WHAT IS REQUIRED
Can you find the lines of the listing that include "notifications" and copy every one?
((
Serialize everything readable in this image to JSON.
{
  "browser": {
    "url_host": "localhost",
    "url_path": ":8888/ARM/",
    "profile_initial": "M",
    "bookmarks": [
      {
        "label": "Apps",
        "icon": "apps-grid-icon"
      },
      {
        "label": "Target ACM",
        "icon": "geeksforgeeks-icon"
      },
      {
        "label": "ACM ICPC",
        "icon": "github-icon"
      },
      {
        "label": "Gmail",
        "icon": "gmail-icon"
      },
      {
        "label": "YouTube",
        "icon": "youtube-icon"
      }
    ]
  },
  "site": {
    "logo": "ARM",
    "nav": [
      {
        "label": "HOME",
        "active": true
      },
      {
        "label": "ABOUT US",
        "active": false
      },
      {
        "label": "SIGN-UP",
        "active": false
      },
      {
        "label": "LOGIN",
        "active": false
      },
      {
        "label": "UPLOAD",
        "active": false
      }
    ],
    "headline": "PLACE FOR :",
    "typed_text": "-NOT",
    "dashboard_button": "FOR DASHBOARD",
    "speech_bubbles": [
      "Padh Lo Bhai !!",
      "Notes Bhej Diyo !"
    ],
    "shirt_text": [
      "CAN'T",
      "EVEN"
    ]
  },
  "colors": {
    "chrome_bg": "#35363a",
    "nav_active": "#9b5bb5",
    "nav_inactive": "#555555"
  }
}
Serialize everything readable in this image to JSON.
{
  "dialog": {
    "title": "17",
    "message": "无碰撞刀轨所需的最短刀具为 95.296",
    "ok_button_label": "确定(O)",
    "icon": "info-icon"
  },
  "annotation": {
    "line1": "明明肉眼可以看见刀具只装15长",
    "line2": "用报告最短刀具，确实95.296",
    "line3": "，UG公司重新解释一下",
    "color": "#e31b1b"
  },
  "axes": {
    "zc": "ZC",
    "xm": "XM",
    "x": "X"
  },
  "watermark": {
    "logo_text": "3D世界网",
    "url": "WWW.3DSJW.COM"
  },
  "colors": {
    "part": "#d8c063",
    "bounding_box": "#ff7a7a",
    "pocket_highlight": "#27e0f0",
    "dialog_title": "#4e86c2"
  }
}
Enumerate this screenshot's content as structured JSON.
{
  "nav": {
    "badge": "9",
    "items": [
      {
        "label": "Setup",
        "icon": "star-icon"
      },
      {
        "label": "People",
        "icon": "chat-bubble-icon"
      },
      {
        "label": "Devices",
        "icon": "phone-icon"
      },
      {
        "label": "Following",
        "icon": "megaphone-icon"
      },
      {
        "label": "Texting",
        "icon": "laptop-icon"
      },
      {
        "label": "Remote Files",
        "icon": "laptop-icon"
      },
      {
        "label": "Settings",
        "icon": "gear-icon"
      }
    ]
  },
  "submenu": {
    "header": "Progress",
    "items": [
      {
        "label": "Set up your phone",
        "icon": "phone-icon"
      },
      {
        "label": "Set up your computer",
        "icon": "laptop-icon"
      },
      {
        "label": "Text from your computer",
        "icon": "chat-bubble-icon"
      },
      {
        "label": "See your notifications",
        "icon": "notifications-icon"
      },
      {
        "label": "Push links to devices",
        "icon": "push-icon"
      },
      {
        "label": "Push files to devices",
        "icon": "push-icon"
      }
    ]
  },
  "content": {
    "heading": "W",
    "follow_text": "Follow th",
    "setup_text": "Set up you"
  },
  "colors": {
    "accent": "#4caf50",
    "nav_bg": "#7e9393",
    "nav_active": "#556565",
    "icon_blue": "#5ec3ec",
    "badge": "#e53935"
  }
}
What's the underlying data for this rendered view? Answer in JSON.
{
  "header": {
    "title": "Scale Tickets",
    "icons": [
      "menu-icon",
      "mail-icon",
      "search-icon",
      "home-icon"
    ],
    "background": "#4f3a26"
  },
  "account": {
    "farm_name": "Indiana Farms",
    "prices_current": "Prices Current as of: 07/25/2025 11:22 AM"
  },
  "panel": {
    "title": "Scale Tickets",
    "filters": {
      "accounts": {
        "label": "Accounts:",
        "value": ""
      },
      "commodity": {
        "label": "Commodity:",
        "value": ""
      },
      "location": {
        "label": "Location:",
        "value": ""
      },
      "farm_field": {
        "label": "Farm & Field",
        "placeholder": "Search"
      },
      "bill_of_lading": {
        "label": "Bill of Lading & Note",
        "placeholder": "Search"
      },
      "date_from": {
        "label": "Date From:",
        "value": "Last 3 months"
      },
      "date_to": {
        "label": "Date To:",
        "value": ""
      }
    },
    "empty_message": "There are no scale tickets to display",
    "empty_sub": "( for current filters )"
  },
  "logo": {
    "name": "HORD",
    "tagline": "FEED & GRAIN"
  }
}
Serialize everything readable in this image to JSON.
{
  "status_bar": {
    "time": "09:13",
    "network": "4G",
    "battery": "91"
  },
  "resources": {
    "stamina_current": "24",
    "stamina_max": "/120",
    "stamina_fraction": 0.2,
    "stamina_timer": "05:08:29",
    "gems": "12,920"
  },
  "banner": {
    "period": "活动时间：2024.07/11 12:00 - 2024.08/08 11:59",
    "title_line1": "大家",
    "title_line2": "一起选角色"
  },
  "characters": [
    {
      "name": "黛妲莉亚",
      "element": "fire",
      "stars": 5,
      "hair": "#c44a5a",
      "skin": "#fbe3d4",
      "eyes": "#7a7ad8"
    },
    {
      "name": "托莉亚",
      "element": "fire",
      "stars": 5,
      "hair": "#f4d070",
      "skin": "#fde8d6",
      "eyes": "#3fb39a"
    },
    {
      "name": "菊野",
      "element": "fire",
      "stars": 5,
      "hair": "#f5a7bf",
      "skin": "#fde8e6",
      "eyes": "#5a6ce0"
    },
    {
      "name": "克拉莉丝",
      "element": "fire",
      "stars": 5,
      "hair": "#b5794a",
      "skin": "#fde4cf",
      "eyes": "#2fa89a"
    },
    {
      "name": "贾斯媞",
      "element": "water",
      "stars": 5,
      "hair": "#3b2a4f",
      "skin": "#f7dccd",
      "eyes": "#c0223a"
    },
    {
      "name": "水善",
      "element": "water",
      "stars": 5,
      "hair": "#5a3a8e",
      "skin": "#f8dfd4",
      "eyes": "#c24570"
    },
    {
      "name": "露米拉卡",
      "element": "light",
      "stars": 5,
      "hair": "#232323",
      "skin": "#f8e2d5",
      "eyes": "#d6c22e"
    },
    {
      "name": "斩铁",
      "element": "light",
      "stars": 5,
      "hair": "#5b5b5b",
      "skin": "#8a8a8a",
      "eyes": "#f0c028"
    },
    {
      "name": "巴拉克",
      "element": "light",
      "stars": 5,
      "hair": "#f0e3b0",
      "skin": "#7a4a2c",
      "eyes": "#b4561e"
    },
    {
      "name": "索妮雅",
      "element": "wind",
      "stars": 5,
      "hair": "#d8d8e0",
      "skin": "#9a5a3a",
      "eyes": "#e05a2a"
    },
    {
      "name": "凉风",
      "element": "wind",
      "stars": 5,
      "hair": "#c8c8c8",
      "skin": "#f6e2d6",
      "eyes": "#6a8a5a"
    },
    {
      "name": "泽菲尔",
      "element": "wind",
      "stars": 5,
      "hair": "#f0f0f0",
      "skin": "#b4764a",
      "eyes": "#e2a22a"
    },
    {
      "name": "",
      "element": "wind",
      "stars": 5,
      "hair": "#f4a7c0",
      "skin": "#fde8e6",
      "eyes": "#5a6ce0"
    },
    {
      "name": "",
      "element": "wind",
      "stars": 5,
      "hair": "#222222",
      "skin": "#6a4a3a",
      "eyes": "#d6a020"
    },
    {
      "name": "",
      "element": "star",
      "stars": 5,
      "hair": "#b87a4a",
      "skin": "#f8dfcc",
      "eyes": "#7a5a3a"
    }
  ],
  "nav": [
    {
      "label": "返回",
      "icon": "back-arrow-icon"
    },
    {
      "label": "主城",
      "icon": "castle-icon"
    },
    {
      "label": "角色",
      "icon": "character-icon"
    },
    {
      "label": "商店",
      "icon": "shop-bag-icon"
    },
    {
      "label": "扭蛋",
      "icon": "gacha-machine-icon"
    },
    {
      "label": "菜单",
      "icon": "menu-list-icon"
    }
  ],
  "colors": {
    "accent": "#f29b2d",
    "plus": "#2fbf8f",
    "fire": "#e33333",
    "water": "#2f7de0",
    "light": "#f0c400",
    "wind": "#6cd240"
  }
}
))
RESULT BELOW
        "label": "See your notifications",
        "icon": "notifications-icon"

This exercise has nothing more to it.